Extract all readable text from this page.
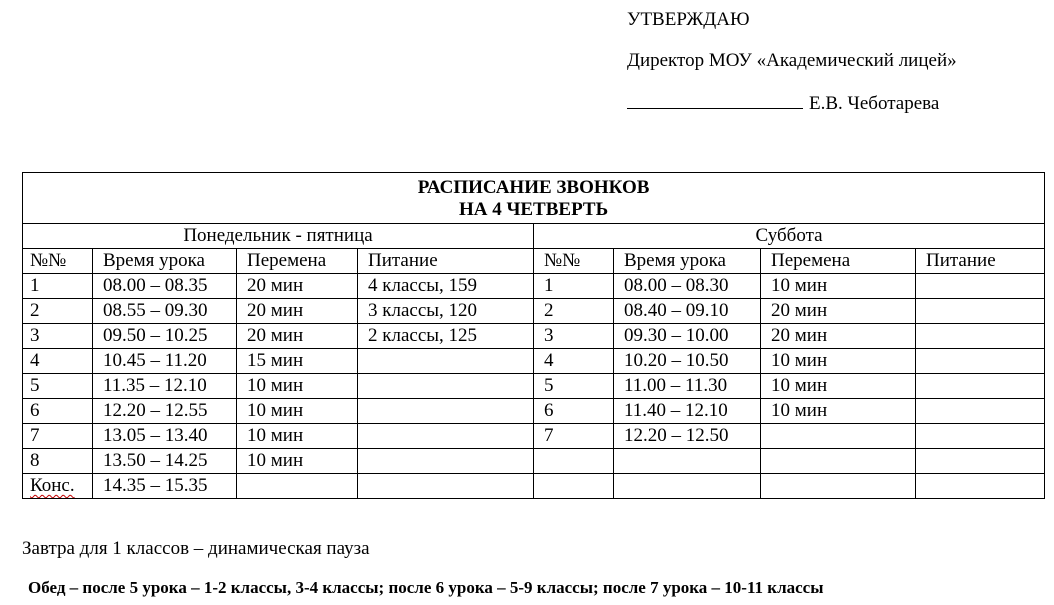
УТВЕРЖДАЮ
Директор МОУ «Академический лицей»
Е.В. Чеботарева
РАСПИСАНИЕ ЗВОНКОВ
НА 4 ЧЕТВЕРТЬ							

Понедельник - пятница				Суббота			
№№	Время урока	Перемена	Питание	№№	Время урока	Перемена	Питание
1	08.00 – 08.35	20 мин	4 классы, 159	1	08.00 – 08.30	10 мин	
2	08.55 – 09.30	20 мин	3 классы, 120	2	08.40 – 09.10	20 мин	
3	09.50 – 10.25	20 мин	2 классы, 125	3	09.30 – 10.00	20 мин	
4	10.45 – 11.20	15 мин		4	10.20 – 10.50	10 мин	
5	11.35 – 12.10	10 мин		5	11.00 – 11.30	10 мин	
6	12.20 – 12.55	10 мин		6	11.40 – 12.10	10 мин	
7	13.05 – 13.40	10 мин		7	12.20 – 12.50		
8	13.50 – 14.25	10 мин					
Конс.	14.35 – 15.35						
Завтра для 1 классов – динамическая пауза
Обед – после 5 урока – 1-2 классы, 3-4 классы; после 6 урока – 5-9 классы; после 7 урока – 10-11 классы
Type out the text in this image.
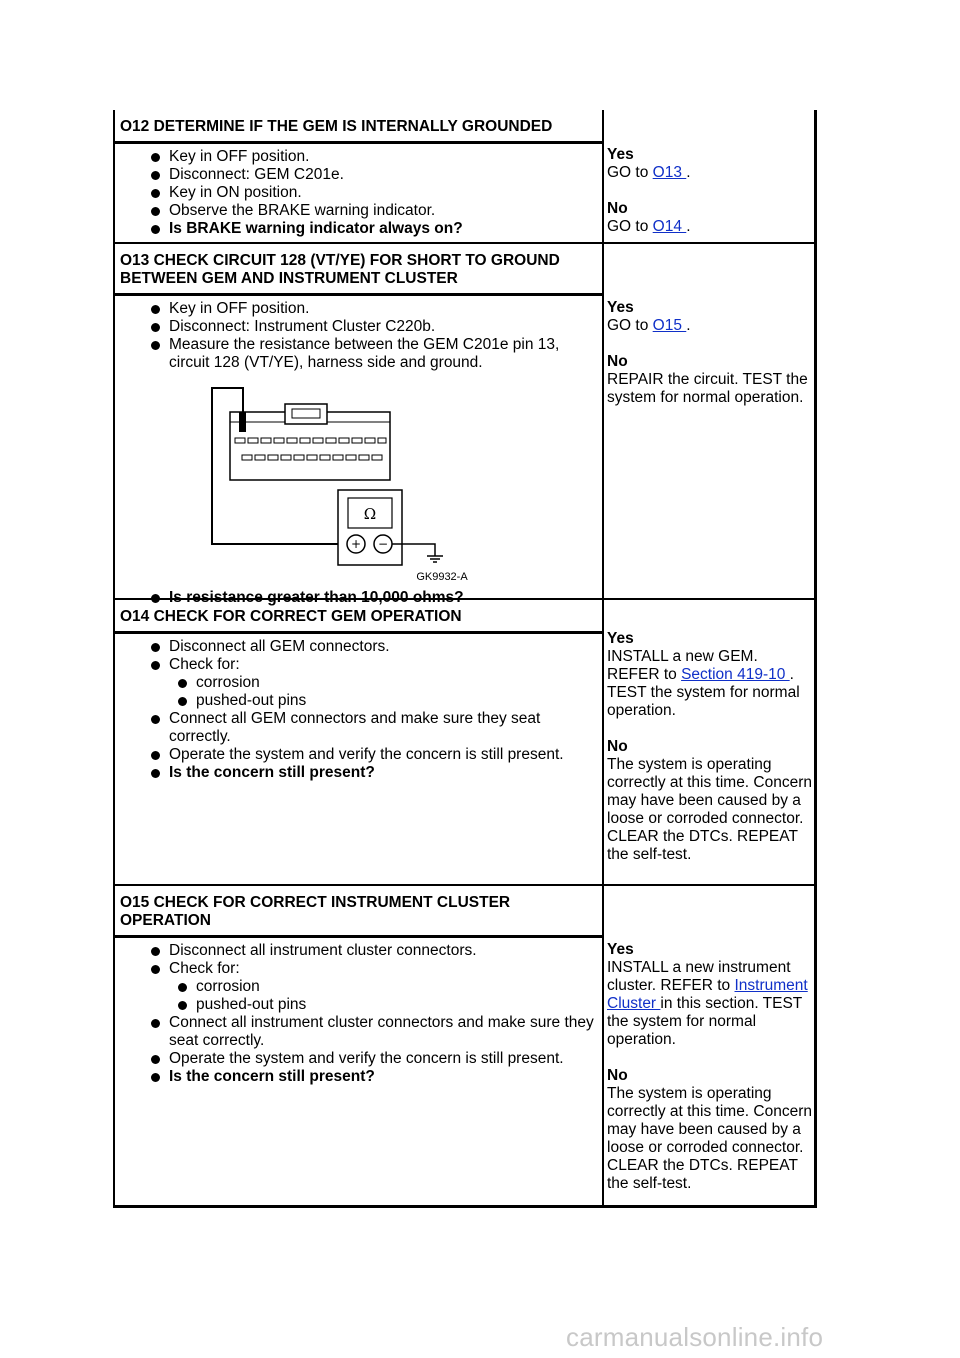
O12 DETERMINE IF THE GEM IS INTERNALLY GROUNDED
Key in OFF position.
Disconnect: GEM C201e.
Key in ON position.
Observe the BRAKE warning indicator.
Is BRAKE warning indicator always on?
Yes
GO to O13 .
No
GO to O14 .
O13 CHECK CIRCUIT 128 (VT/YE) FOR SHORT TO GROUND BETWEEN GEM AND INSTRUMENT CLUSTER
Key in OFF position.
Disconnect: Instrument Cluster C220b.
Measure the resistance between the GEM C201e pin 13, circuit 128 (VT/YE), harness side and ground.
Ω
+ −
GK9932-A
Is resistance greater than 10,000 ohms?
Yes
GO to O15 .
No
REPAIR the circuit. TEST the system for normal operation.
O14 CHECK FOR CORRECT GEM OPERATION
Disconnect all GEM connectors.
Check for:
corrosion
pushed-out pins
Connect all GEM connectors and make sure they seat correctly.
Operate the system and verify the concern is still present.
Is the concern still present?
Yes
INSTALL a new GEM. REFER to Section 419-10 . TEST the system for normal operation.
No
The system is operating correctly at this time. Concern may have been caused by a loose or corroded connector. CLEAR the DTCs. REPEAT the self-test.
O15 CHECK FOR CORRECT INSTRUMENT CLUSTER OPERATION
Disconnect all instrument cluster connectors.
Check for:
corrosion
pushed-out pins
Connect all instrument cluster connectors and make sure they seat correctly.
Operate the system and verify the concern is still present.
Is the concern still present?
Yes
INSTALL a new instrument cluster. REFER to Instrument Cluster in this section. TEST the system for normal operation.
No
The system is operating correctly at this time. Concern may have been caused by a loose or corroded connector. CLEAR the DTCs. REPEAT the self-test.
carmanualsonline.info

□ □ □ □

Set task:
Only lines with the string "классы" belong in your answer; copy each one.

Full answer:
1	08.00 – 08.35	20 мин	4 классы, 159	1	08.00 – 08.30	10 мин	
2	08.55 – 09.30	20 мин	3 классы, 120	2	08.40 – 09.10	20 мин	
3	09.50 – 10.25	20 мин	2 классы, 125	3	09.30 – 10.00	20 мин	
Обед – после 5 урока – 1-2 классы, 3-4 классы; после 6 урока – 5-9 классы; после 7 урока – 10-11 классы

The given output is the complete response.